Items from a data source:
◆ ◆ ◆ ◆ ◆

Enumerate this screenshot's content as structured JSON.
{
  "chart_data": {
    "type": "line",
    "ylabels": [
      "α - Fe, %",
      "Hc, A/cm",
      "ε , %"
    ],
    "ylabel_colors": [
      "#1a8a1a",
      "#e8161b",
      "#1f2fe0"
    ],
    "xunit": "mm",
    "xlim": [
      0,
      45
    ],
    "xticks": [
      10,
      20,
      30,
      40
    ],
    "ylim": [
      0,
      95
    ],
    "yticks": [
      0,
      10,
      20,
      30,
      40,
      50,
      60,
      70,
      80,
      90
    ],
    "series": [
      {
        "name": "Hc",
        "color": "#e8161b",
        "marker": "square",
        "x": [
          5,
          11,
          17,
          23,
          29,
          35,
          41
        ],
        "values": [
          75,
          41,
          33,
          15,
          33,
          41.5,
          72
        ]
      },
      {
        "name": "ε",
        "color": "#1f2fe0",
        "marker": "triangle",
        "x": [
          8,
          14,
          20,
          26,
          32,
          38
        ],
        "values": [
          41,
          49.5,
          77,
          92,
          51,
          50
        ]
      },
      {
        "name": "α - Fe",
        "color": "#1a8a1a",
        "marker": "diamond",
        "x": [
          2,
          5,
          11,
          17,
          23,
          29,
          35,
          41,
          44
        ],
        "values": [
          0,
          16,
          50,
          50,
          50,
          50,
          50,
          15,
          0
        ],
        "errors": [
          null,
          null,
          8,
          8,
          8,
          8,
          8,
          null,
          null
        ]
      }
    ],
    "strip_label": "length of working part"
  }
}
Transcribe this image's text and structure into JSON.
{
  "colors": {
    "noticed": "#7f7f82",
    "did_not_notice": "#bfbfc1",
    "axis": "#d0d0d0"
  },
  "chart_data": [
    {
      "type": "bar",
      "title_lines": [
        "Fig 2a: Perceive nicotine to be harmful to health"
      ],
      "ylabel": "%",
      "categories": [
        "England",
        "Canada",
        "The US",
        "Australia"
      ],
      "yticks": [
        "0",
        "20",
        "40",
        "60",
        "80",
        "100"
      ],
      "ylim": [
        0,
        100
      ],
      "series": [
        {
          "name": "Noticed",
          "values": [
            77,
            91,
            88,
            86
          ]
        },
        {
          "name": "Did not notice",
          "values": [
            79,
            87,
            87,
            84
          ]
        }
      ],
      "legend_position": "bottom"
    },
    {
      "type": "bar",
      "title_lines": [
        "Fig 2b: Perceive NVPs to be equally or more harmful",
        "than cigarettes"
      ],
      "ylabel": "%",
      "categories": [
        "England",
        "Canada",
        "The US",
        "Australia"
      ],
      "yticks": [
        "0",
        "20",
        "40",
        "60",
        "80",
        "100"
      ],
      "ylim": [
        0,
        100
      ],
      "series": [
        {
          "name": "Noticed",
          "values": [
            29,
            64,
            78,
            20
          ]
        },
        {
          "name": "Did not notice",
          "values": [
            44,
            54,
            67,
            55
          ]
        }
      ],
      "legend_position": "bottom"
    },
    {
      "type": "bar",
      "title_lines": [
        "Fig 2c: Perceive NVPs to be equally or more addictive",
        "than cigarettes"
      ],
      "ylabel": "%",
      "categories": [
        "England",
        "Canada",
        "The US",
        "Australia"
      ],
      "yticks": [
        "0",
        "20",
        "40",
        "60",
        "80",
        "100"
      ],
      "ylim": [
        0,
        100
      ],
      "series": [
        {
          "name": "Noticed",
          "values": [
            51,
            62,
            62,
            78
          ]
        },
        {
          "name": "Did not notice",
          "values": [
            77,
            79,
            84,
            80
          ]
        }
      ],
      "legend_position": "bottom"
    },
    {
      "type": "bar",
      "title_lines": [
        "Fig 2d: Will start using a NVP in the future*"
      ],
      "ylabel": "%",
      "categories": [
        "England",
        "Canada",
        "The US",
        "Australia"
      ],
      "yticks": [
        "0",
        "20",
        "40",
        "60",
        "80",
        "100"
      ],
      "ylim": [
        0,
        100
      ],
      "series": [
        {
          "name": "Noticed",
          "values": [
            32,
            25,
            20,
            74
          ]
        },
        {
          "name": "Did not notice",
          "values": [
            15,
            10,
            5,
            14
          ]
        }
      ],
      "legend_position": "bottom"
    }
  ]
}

◆ ◆ ◆ ◆ ◆

→ **Task directions**
Filter the entries down to the lines with the word "this" in them.

→ **Result of the task**
Enumerate this screenshot's content as structured JSON.
Transcribe this image's text and structure into JSON.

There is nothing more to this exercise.